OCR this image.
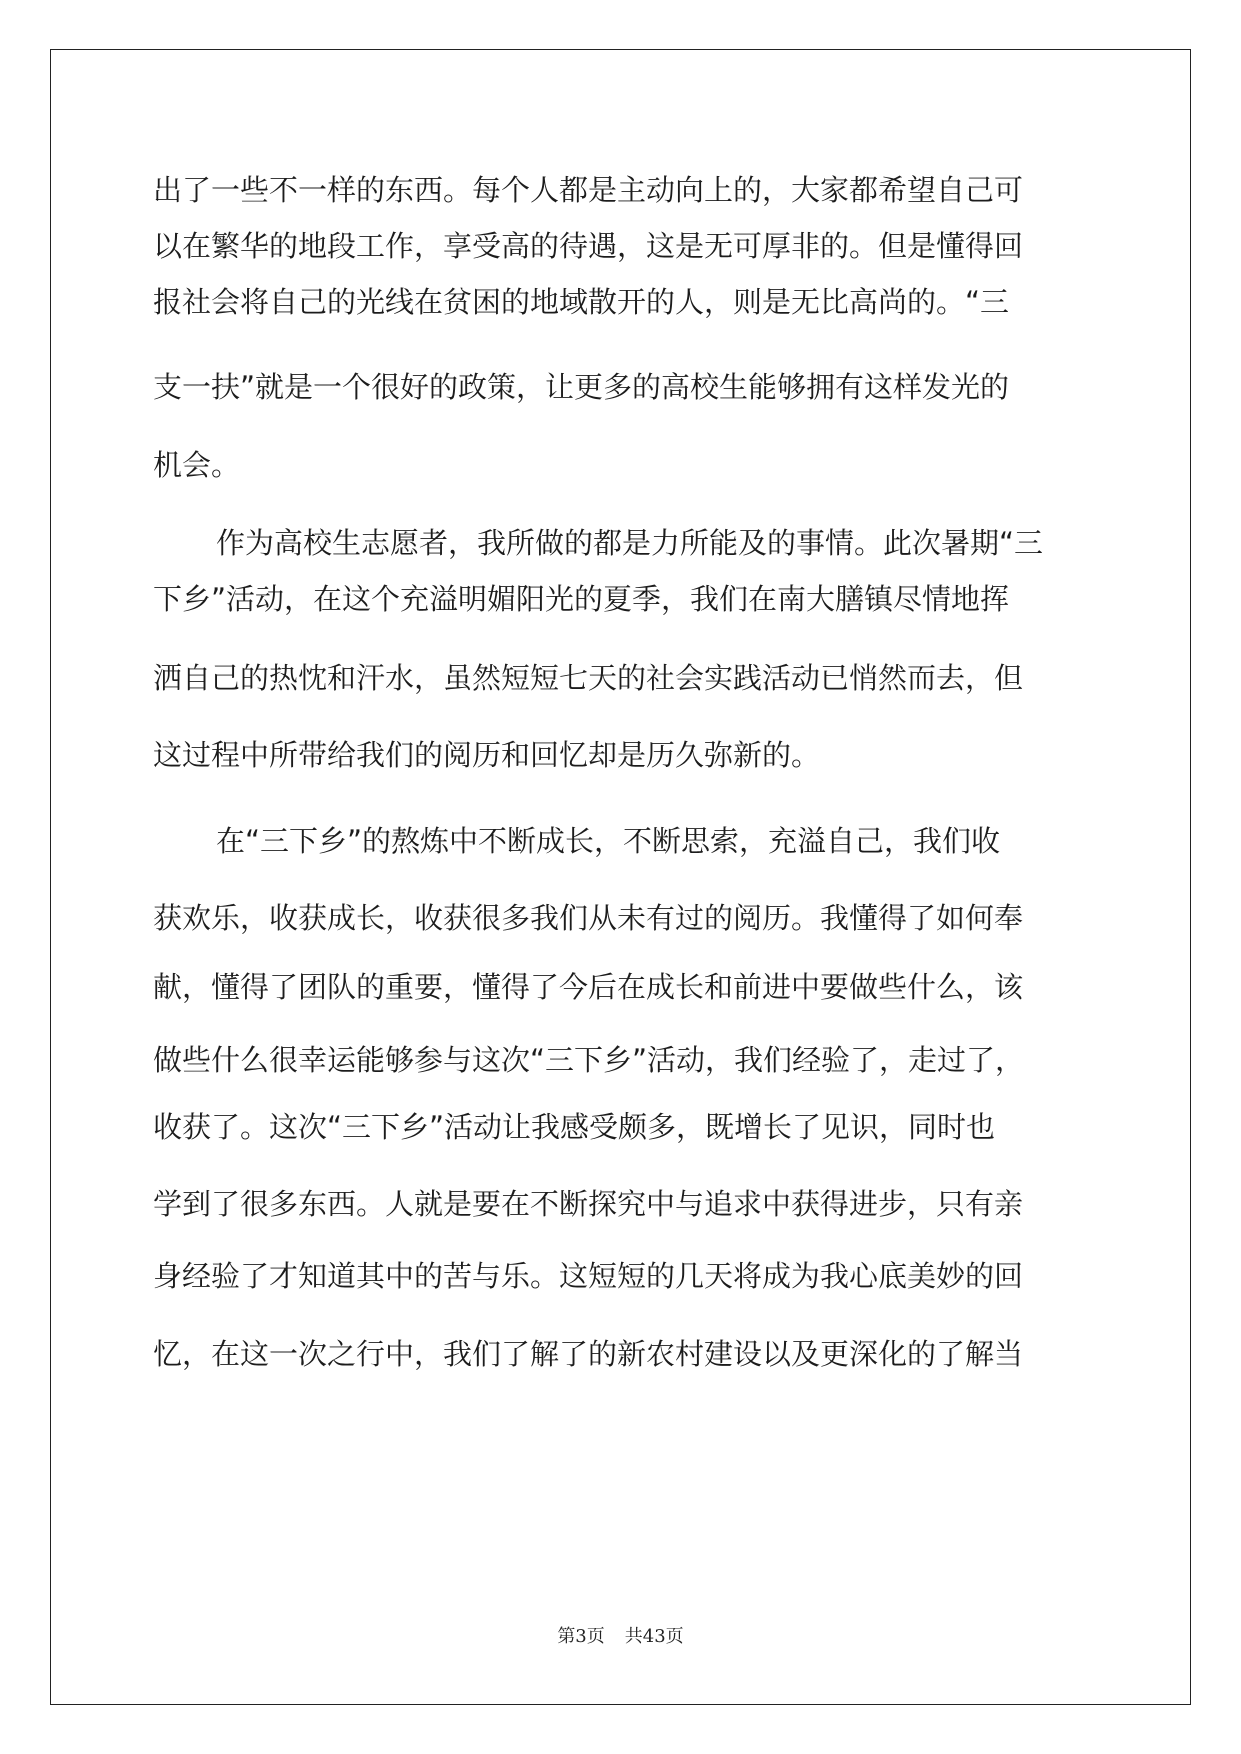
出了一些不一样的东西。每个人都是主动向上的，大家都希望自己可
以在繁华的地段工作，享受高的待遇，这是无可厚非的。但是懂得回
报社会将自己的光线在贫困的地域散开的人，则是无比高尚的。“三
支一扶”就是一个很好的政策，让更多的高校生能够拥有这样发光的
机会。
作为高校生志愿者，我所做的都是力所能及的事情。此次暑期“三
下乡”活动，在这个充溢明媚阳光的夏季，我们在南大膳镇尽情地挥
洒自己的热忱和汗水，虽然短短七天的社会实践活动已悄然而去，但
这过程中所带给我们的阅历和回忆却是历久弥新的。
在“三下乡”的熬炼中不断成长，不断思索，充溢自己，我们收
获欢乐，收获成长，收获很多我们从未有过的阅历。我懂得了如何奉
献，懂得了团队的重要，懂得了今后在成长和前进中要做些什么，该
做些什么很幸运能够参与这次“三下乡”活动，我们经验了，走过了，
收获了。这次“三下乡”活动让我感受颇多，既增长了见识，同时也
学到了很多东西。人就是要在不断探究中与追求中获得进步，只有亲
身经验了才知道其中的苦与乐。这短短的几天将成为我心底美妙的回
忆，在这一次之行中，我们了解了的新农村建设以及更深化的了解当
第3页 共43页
* * *
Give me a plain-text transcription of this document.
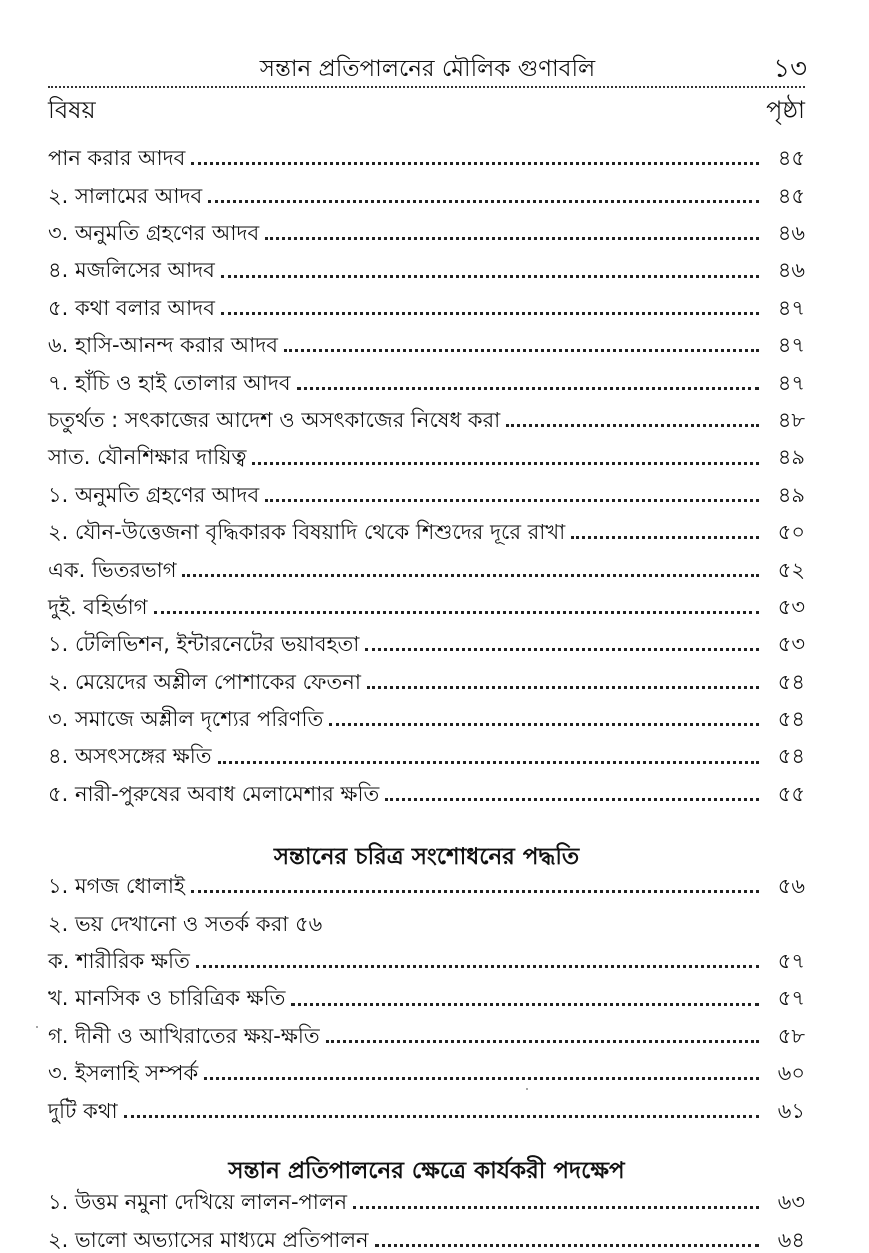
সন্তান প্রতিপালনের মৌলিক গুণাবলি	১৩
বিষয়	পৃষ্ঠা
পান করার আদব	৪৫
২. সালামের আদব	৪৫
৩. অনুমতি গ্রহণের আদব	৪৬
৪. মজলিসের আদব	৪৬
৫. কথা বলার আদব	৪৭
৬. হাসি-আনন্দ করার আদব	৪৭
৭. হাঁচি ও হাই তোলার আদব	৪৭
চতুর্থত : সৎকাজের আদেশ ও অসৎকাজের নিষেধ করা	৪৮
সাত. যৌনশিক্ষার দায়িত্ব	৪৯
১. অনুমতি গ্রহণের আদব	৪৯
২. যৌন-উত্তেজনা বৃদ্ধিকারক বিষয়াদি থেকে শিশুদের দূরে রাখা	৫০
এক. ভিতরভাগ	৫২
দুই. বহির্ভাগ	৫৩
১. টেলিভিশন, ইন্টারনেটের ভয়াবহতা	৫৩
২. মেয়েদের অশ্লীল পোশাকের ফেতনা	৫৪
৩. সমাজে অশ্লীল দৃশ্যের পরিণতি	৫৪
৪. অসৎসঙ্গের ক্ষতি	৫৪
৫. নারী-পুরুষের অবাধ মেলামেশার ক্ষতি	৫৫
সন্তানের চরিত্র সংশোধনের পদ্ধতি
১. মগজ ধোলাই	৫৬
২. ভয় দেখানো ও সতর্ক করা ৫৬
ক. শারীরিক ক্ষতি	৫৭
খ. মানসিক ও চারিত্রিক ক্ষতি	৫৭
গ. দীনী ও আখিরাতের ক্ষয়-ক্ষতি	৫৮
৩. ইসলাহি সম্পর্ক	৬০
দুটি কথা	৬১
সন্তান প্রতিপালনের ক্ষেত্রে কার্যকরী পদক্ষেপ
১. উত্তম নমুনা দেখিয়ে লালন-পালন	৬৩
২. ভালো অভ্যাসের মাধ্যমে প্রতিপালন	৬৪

WHAT TO PRODUCE
Locate the word "this" in the records above, and return each line that has it.

TASK SOLUTION
OCR this image.
Give me a plain-text transcription of this document.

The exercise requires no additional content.